Items from a dataset:
################
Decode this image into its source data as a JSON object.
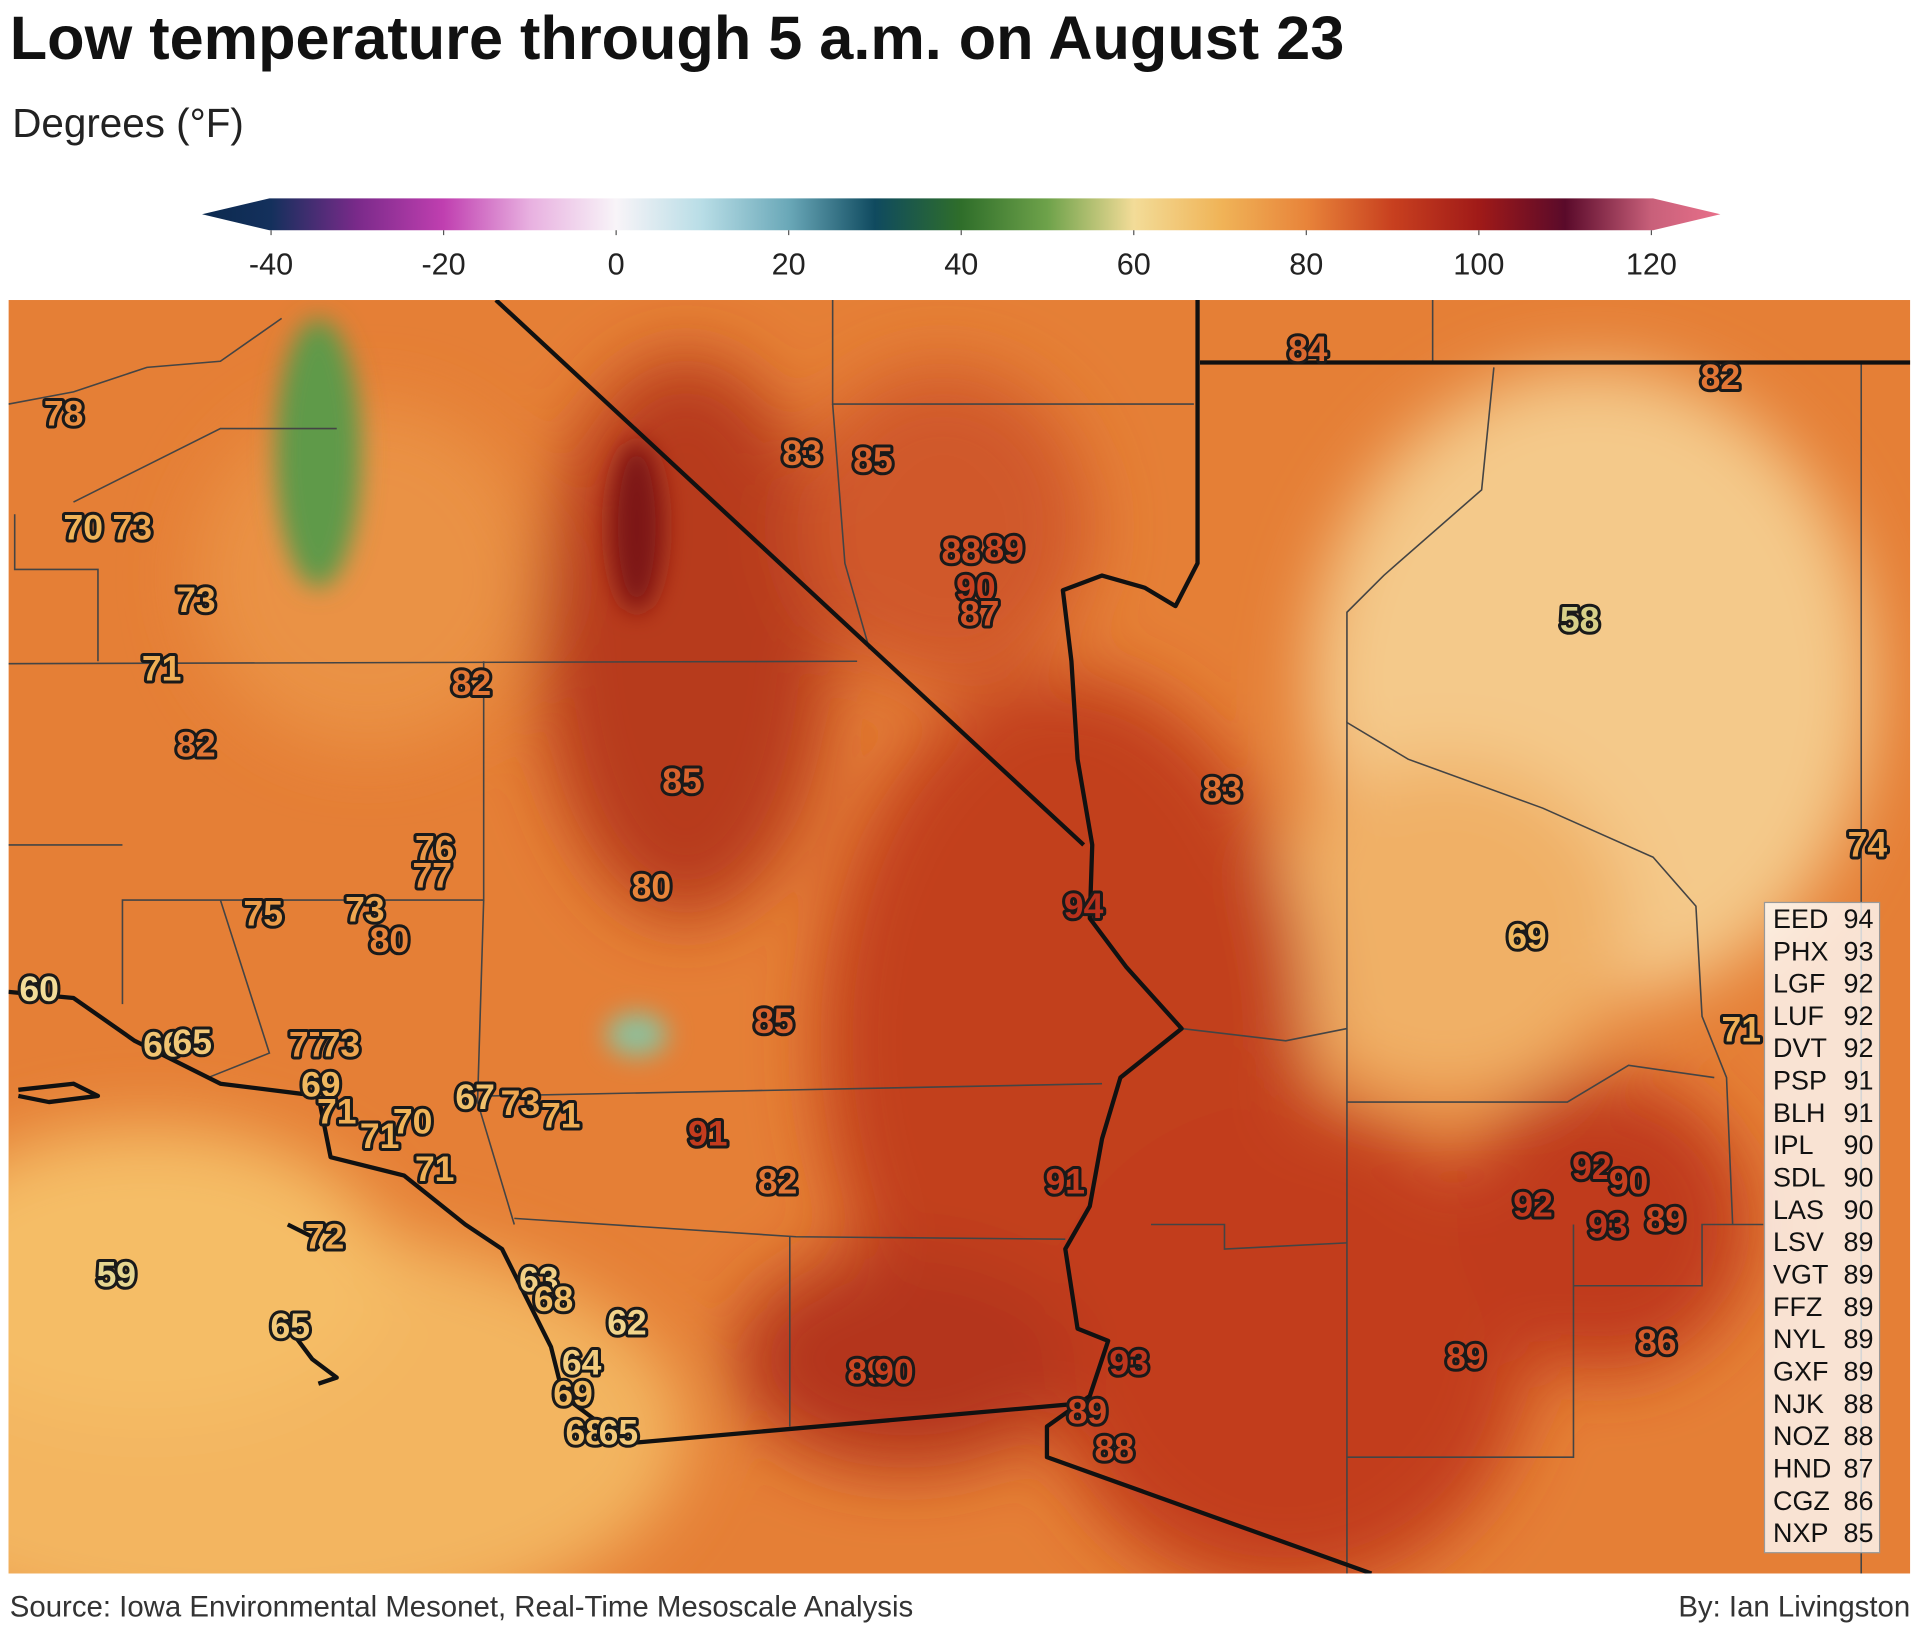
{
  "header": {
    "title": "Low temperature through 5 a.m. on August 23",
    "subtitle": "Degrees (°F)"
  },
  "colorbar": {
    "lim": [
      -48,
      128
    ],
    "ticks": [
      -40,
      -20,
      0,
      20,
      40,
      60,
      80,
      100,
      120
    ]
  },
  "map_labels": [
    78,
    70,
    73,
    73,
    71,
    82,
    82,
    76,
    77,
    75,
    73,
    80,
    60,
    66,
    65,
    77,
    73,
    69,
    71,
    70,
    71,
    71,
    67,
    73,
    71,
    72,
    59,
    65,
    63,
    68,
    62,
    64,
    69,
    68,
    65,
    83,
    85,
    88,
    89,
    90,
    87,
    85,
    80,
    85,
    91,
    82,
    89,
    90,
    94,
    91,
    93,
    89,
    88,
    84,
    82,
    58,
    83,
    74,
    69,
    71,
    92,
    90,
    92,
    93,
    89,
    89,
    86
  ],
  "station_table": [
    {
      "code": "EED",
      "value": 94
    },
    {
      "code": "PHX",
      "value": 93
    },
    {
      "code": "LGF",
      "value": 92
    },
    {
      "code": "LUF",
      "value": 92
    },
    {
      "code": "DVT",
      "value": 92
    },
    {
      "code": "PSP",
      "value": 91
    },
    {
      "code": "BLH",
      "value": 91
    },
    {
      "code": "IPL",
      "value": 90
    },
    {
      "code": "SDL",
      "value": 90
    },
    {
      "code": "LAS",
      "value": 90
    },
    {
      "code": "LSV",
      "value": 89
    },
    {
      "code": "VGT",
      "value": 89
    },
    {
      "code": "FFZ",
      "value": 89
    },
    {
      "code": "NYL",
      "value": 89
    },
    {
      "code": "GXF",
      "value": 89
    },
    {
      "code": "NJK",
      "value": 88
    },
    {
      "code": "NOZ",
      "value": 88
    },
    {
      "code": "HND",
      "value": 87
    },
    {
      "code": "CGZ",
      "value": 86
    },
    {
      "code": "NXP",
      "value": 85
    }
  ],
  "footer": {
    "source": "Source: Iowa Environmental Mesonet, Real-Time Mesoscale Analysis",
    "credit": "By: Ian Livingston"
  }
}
################
WRITTEN TASK:
Reproduce the data verbatim. Do not carry any picture into the copy.

FULL RESPONSE:
Decode this image into its source data as a JSON object.
{
  "header": {
    "title": "Low temperature through 5 a.m. on August 23",
    "subtitle": "Degrees (°F)"
  },
  "colorbar": {
    "lim": [
      -48,
      128
    ],
    "ticks": [
      -40,
      -20,
      0,
      20,
      40,
      60,
      80,
      100,
      120
    ]
  },
  "map_labels": [
    78,
    70,
    73,
    73,
    71,
    82,
    82,
    76,
    77,
    75,
    73,
    80,
    60,
    66,
    65,
    77,
    73,
    69,
    71,
    70,
    71,
    71,
    67,
    73,
    71,
    72,
    59,
    65,
    63,
    68,
    62,
    64,
    69,
    68,
    65,
    83,
    85,
    88,
    89,
    90,
    87,
    85,
    80,
    85,
    91,
    82,
    89,
    90,
    94,
    91,
    93,
    89,
    88,
    84,
    82,
    58,
    83,
    74,
    69,
    71,
    92,
    90,
    92,
    93,
    89,
    89,
    86
  ],
  "station_table": [
    {
      "code": "EED",
      "value": 94
    },
    {
      "code": "PHX",
      "value": 93
    },
    {
      "code": "LGF",
      "value": 92
    },
    {
      "code": "LUF",
      "value": 92
    },
    {
      "code": "DVT",
      "value": 92
    },
    {
      "code": "PSP",
      "value": 91
    },
    {
      "code": "BLH",
      "value": 91
    },
    {
      "code": "IPL",
      "value": 90
    },
    {
      "code": "SDL",
      "value": 90
    },
    {
      "code": "LAS",
      "value": 90
    },
    {
      "code": "LSV",
      "value": 89
    },
    {
      "code": "VGT",
      "value": 89
    },
    {
      "code": "FFZ",
      "value": 89
    },
    {
      "code": "NYL",
      "value": 89
    },
    {
      "code": "GXF",
      "value": 89
    },
    {
      "code": "NJK",
      "value": 88
    },
    {
      "code": "NOZ",
      "value": 88
    },
    {
      "code": "HND",
      "value": 87
    },
    {
      "code": "CGZ",
      "value": 86
    },
    {
      "code": "NXP",
      "value": 85
    }
  ],
  "footer": {
    "source": "Source: Iowa Environmental Mesonet, Real-Time Mesoscale Analysis",
    "credit": "By: Ian Livingston"
  }
}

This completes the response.